Please transcribe the data below exactly. Leave the pictures out.

_ _ _ _ _

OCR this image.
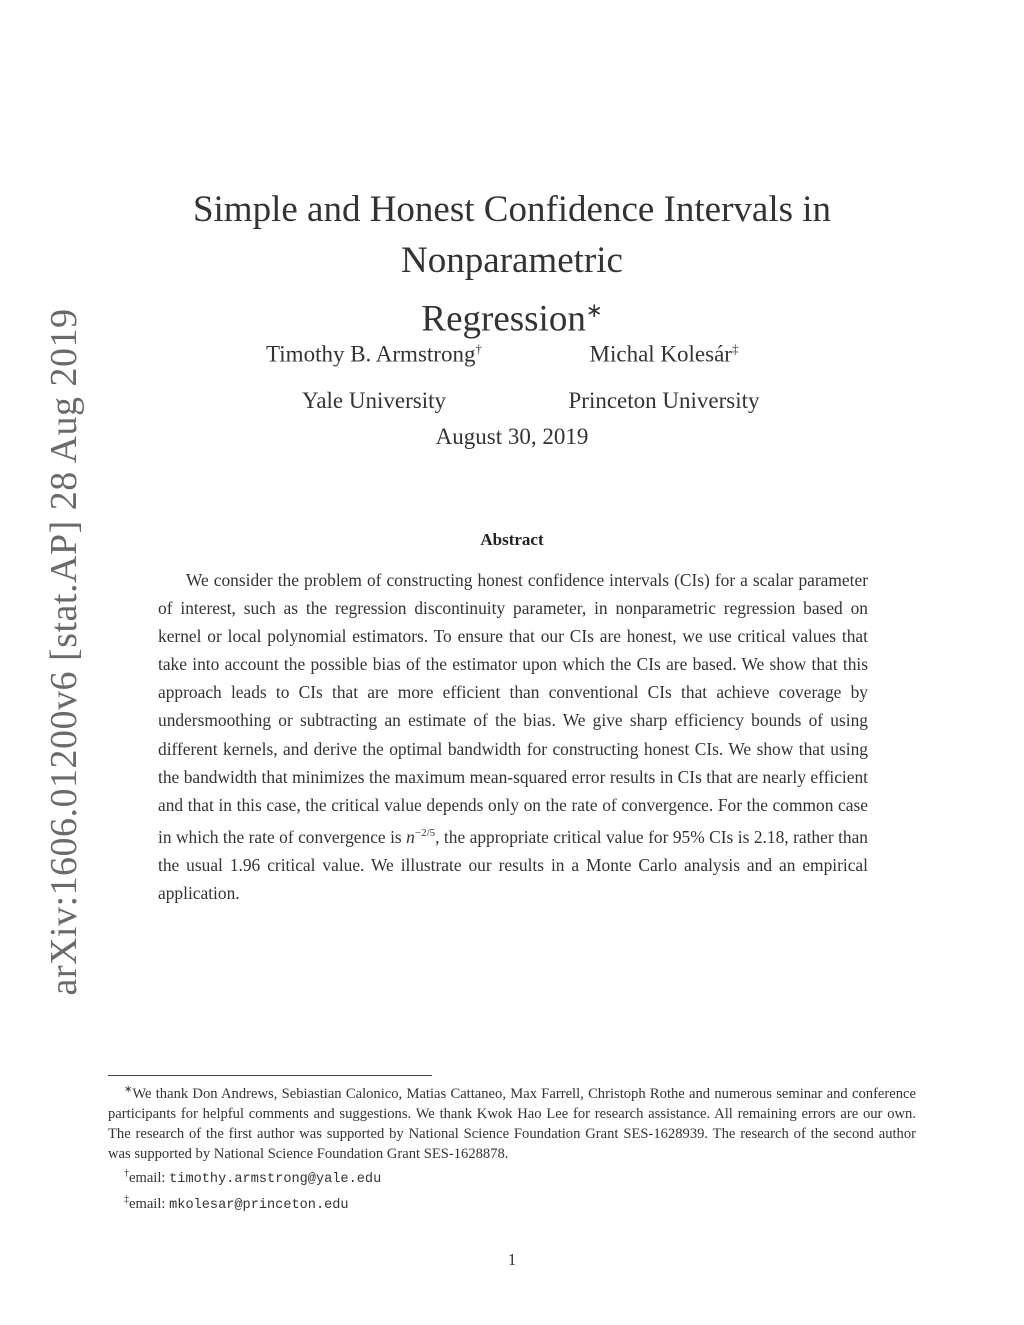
arXiv:1606.01200v6 [stat.AP] 28 Aug 2019
Simple and Honest Confidence Intervals in Nonparametric
Regression∗
Timothy B. Armstrong†
Yale University
Michal Kolesár‡
Princeton University
August 30, 2019
Abstract
We consider the problem of constructing honest confidence intervals (CIs) for a scalar parameter of interest, such as the regression discontinuity parameter, in nonparametric regression based on kernel or local polynomial estimators. To ensure that our CIs are honest, we use critical values that take into account the possible bias of the estimator upon which the CIs are based. We show that this approach leads to CIs that are more efficient than conventional CIs that achieve coverage by undersmoothing or subtracting an estimate of the bias. We give sharp efficiency bounds of using different kernels, and derive the optimal bandwidth for constructing honest CIs. We show that using the bandwidth that minimizes the maximum mean-squared error results in CIs that are nearly efficient and that in this case, the critical value depends only on the rate of convergence. For the common case in which the rate of convergence is $n^{-2/5}$, the appropriate critical value for 95% CIs is 2.18, rather than the usual 1.96 critical value. We illustrate our results in a Monte Carlo analysis and an empirical application.

∗We thank Don Andrews, Sebiastian Calonico, Matias Cattaneo, Max Farrell, Christoph Rothe and numerous seminar and conference participants for helpful comments and suggestions. We thank Kwok Hao Lee for research assistance. All remaining errors are our own. The research of the first author was supported by National Science Foundation Grant SES-1628939. The research of the second author was supported by National Science Foundation Grant SES-1628878.

†email: timothy.armstrong@yale.edu

‡email: mkolesar@princeton.edu

1
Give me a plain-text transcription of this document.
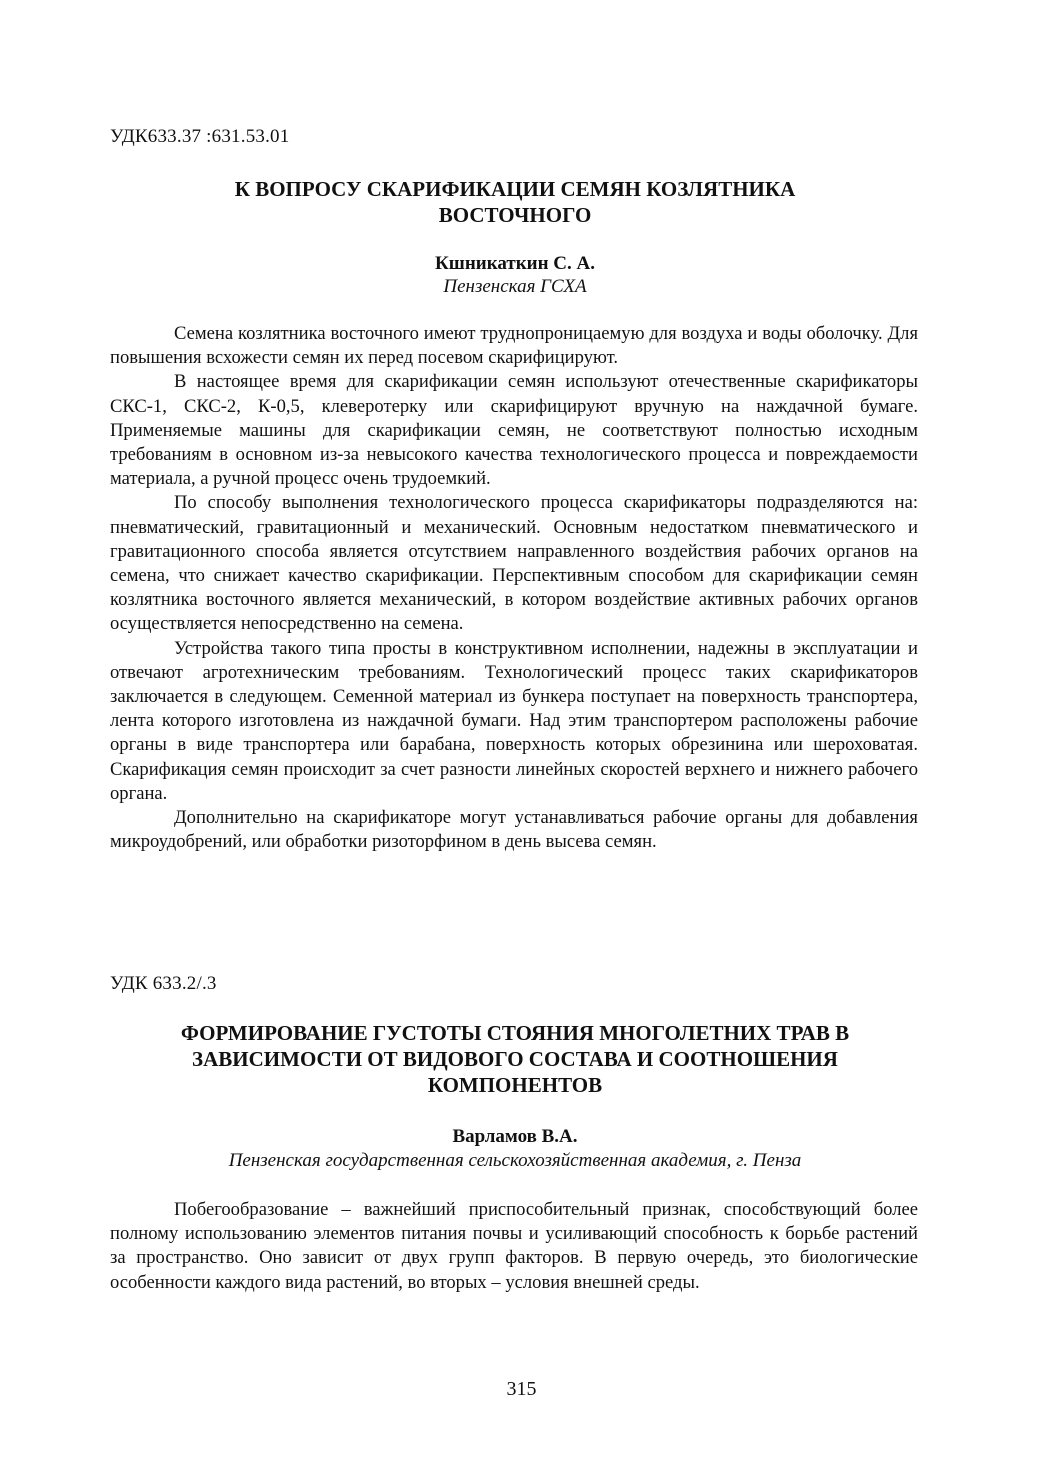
УДК633.37 :631.53.01
К ВОПРОСУ СКАРИФИКАЦИИ СЕМЯН КОЗЛЯТНИКА ВОСТОЧНОГО
Кшникаткин С. А.
Пензенская ГСХА

Семена козлятника восточного имеют труднопроницаемую для воздуха и воды оболочку. Для повышения всхожести семян их перед посевом скарифицируют.

В настоящее время для скарификации семян используют отечественные скарификаторы СКС-1, СКС-2, К-0,5, клеверотерку или скарифицируют вручную на наждачной бумаге. Применяемые машины для скарификации семян, не соответствуют полностью исходным требованиям в основном из-за невысокого качества технологического процесса и повреждаемости материала, а ручной процесс очень трудоемкий.

По способу выполнения технологического процесса скарификаторы подразделяются на: пневматический, гравитационный и механический. Основным недостатком пневматического и гравитационного способа является отсутствием направленного воздействия рабочих органов на семена, что снижает качество скарификации. Перспективным способом для скарификации семян козлятника восточного является механический, в котором воздействие активных рабочих органов осуществляется непосредственно на семена.

Устройства такого типа просты в конструктивном исполнении, надежны в эксплуатации и отвечают агротехническим требованиям. Технологический процесс таких скарификаторов заключается в следующем. Семенной материал из бункера поступает на поверхность транспортера, лента которого изготовлена из наждачной бумаги. Над этим транспортером расположены рабочие органы в виде транспортера или барабана, поверхность которых обрезинина или шероховатая. Скарификация семян происходит за счет разности линейных скоростей верхнего и нижнего рабочего органа.

Дополнительно на скарификаторе могут устанавливаться рабочие органы для добавления микроудобрений, или обработки ризоторфином в день высева семян.

УДК 633.2/.3
ФОРМИРОВАНИЕ ГУСТОТЫ СТОЯНИЯ МНОГОЛЕТНИХ ТРАВ В ЗАВИСИМОСТИ ОТ ВИДОВОГО СОСТАВА И СООТНОШЕНИЯ КОМПОНЕНТОВ
Варламов В.А.
Пензенская государственная сельскохозяйственная академия, г. Пенза

Побегообразование – важнейший приспособительный признак, способствующий более полному использованию элементов питания почвы и усиливающий способность к борьбе растений за пространство. Оно зависит от двух групп факторов. В первую очередь, это биологические особенности каждого вида растений, во вторых – условия внешней среды.

315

_ _ _ _ _

**Worked solution:**
OCR this image.
arXiv:1606.01200v6 [stat.AP] 28 Aug 2019
Simple and Honest Confidence Intervals in Nonparametric
Regression∗
Timothy B. Armstrong†
Yale University
Michal Kolesár‡
Princeton University
August 30, 2019
Abstract
We consider the problem of constructing honest confidence intervals (CIs) for a scalar parameter of interest, such as the regression discontinuity parameter, in nonparametric regression based on kernel or local polynomial estimators. To ensure that our CIs are honest, we use critical values that take into account the possible bias of the estimator upon which the CIs are based. We show that this approach leads to CIs that are more efficient than conventional CIs that achieve coverage by undersmoothing or subtracting an estimate of the bias. We give sharp efficiency bounds of using different kernels, and derive the optimal bandwidth for constructing honest CIs. We show that using the bandwidth that minimizes the maximum mean-squared error results in CIs that are nearly efficient and that in this case, the critical value depends only on the rate of convergence. For the common case in which the rate of convergence is $n^{-2/5}$, the appropriate critical value for 95% CIs is 2.18, rather than the usual 1.96 critical value. We illustrate our results in a Monte Carlo analysis and an empirical application.

∗We thank Don Andrews, Sebiastian Calonico, Matias Cattaneo, Max Farrell, Christoph Rothe and numerous seminar and conference participants for helpful comments and suggestions. We thank Kwok Hao Lee for research assistance. All remaining errors are our own. The research of the first author was supported by National Science Foundation Grant SES-1628939. The research of the second author was supported by National Science Foundation Grant SES-1628878.

†email: timothy.armstrong@yale.edu

‡email: mkolesar@princeton.edu

1
Give me a plain-text transcription of this document.
УДК633.37 :631.53.01
К ВОПРОСУ СКАРИФИКАЦИИ СЕМЯН КОЗЛЯТНИКА ВОСТОЧНОГО
Кшникаткин С. А.
Пензенская ГСХА

Семена козлятника восточного имеют труднопроницаемую для воздуха и воды оболочку. Для повышения всхожести семян их перед посевом скарифицируют.

В настоящее время для скарификации семян используют отечественные скарификаторы СКС-1, СКС-2, К-0,5, клеверотерку или скарифицируют вручную на наждачной бумаге. Применяемые машины для скарификации семян, не соответствуют полностью исходным требованиям в основном из-за невысокого качества технологического процесса и повреждаемости материала, а ручной процесс очень трудоемкий.

По способу выполнения технологического процесса скарификаторы подразделяются на: пневматический, гравитационный и механический. Основным недостатком пневматического и гравитационного способа является отсутствием направленного воздействия рабочих органов на семена, что снижает качество скарификации. Перспективным способом для скарификации семян козлятника восточного является механический, в котором воздействие активных рабочих органов осуществляется непосредственно на семена.

Устройства такого типа просты в конструктивном исполнении, надежны в эксплуатации и отвечают агротехническим требованиям. Технологический процесс таких скарификаторов заключается в следующем. Семенной материал из бункера поступает на поверхность транспортера, лента которого изготовлена из наждачной бумаги. Над этим транспортером расположены рабочие органы в виде транспортера или барабана, поверхность которых обрезинина или шероховатая. Скарификация семян происходит за счет разности линейных скоростей верхнего и нижнего рабочего органа.

Дополнительно на скарификаторе могут устанавливаться рабочие органы для добавления микроудобрений, или обработки ризоторфином в день высева семян.

УДК 633.2/.3
ФОРМИРОВАНИЕ ГУСТОТЫ СТОЯНИЯ МНОГОЛЕТНИХ ТРАВ В ЗАВИСИМОСТИ ОТ ВИДОВОГО СОСТАВА И СООТНОШЕНИЯ КОМПОНЕНТОВ
Варламов В.А.
Пензенская государственная сельскохозяйственная академия, г. Пенза

Побегообразование – важнейший приспособительный признак, способствующий более полному использованию элементов питания почвы и усиливающий способность к борьбе растений за пространство. Оно зависит от двух групп факторов. В первую очередь, это биологические особенности каждого вида растений, во вторых – условия внешней среды.

315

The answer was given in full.